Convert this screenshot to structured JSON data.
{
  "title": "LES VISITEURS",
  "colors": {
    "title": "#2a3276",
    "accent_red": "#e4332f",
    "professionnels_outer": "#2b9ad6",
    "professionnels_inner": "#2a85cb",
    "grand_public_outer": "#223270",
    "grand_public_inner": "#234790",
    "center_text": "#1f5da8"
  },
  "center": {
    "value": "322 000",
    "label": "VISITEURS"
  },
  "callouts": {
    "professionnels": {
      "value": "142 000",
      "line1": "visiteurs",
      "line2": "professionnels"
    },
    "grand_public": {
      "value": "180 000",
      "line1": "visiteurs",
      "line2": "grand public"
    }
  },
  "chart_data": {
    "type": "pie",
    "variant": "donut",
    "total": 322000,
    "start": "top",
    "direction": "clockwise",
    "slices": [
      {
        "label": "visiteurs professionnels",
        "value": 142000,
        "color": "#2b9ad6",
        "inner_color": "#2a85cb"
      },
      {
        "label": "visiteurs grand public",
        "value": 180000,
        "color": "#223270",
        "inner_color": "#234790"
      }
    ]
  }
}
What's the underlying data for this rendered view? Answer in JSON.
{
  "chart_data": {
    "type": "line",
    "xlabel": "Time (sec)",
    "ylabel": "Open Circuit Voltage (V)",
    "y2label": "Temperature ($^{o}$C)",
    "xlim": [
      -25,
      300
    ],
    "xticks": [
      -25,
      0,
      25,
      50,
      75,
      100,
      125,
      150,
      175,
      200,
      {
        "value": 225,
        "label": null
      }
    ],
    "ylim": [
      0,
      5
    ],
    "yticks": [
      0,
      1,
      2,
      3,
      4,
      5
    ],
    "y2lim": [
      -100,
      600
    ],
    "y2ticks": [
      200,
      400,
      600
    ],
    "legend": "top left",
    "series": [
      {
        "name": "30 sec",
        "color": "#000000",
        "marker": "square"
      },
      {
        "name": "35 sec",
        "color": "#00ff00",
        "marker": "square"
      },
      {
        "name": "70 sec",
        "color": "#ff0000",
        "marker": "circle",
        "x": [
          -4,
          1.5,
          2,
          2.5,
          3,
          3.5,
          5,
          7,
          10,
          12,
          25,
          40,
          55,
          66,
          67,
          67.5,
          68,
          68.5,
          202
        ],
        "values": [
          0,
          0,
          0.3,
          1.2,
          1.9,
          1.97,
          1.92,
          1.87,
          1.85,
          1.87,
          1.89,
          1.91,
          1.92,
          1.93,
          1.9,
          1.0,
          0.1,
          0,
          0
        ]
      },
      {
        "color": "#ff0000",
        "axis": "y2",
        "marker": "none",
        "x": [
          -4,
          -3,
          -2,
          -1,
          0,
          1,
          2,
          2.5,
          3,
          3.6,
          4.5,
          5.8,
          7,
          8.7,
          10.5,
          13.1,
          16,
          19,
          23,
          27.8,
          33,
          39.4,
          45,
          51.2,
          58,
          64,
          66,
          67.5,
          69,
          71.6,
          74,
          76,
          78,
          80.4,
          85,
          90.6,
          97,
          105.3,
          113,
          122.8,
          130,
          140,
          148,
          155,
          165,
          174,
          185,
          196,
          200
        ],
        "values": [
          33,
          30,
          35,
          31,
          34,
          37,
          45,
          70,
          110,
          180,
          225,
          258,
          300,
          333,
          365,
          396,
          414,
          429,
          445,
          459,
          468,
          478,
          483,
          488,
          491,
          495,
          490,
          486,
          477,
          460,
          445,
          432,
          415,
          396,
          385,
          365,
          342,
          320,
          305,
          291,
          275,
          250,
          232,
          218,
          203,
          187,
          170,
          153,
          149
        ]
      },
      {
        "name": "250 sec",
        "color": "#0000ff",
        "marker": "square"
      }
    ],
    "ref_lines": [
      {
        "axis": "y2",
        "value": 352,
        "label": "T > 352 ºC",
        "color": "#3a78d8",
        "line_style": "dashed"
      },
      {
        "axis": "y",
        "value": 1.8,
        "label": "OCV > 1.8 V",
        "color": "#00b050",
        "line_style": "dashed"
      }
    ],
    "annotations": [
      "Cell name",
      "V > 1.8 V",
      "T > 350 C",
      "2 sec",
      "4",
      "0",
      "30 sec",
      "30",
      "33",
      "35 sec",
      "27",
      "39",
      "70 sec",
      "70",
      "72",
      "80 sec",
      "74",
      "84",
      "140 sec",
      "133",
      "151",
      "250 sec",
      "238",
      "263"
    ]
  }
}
────────────────────────────────────────
DIRECTIVE =
Transcribe every entry word for word.

THE COMPLETED TASK =
Convert this screenshot to structured JSON data.
{
  "title": "LES VISITEURS",
  "colors": {
    "title": "#2a3276",
    "accent_red": "#e4332f",
    "professionnels_outer": "#2b9ad6",
    "professionnels_inner": "#2a85cb",
    "grand_public_outer": "#223270",
    "grand_public_inner": "#234790",
    "center_text": "#1f5da8"
  },
  "center": {
    "value": "322 000",
    "label": "VISITEURS"
  },
  "callouts": {
    "professionnels": {
      "value": "142 000",
      "line1": "visiteurs",
      "line2": "professionnels"
    },
    "grand_public": {
      "value": "180 000",
      "line1": "visiteurs",
      "line2": "grand public"
    }
  },
  "chart_data": {
    "type": "pie",
    "variant": "donut",
    "total": 322000,
    "start": "top",
    "direction": "clockwise",
    "slices": [
      {
        "label": "visiteurs professionnels",
        "value": 142000,
        "color": "#2b9ad6",
        "inner_color": "#2a85cb"
      },
      {
        "label": "visiteurs grand public",
        "value": 180000,
        "color": "#223270",
        "inner_color": "#234790"
      }
    ]
  }
}
What's the underlying data for this rendered view? Answer in JSON.
{
  "chart_data": {
    "type": "line",
    "xlabel": "Time (sec)",
    "ylabel": "Open Circuit Voltage (V)",
    "y2label": "Temperature ($^{o}$C)",
    "xlim": [
      -25,
      300
    ],
    "xticks": [
      -25,
      0,
      25,
      50,
      75,
      100,
      125,
      150,
      175,
      200,
      {
        "value": 225,
        "label": null
      }
    ],
    "ylim": [
      0,
      5
    ],
    "yticks": [
      0,
      1,
      2,
      3,
      4,
      5
    ],
    "y2lim": [
      -100,
      600
    ],
    "y2ticks": [
      200,
      400,
      600
    ],
    "legend": "top left",
    "series": [
      {
        "name": "30 sec",
        "color": "#000000",
        "marker": "square"
      },
      {
        "name": "35 sec",
        "color": "#00ff00",
        "marker": "square"
      },
      {
        "name": "70 sec",
        "color": "#ff0000",
        "marker": "circle",
        "x": [
          -4,
          1.5,
          2,
          2.5,
          3,
          3.5,
          5,
          7,
          10,
          12,
          25,
          40,
          55,
          66,
          67,
          67.5,
          68,
          68.5,
          202
        ],
        "values": [
          0,
          0,
          0.3,
          1.2,
          1.9,
          1.97,
          1.92,
          1.87,
          1.85,
          1.87,
          1.89,
          1.91,
          1.92,
          1.93,
          1.9,
          1.0,
          0.1,
          0,
          0
        ]
      },
      {
        "color": "#ff0000",
        "axis": "y2",
        "marker": "none",
        "x": [
          -4,
          -3,
          -2,
          -1,
          0,
          1,
          2,
          2.5,
          3,
          3.6,
          4.5,
          5.8,
          7,
          8.7,
          10.5,
          13.1,
          16,
          19,
          23,
          27.8,
          33,
          39.4,
          45,
          51.2,
          58,
          64,
          66,
          67.5,
          69,
          71.6,
          74,
          76,
          78,
          80.4,
          85,
          90.6,
          97,
          105.3,
          113,
          122.8,
          130,
          140,
          148,
          155,
          165,
          174,
          185,
          196,
          200
        ],
        "values": [
          33,
          30,
          35,
          31,
          34,
          37,
          45,
          70,
          110,
          180,
          225,
          258,
          300,
          333,
          365,
          396,
          414,
          429,
          445,
          459,
          468,
          478,
          483,
          488,
          491,
          495,
          490,
          486,
          477,
          460,
          445,
          432,
          415,
          396,
          385,
          365,
          342,
          320,
          305,
          291,
          275,
          250,
          232,
          218,
          203,
          187,
          170,
          153,
          149
        ]
      },
      {
        "name": "250 sec",
        "color": "#0000ff",
        "marker": "square"
      }
    ],
    "ref_lines": [
      {
        "axis": "y2",
        "value": 352,
        "label": "T > 352 ºC",
        "color": "#3a78d8",
        "line_style": "dashed"
      },
      {
        "axis": "y",
        "value": 1.8,
        "label": "OCV > 1.8 V",
        "color": "#00b050",
        "line_style": "dashed"
      }
    ],
    "annotations": [
      "Cell name",
      "V > 1.8 V",
      "T > 350 C",
      "2 sec",
      "4",
      "0",
      "30 sec",
      "30",
      "33",
      "35 sec",
      "27",
      "39",
      "70 sec",
      "70",
      "72",
      "80 sec",
      "74",
      "84",
      "140 sec",
      "133",
      "151",
      "250 sec",
      "238",
      "263"
    ]
  }
}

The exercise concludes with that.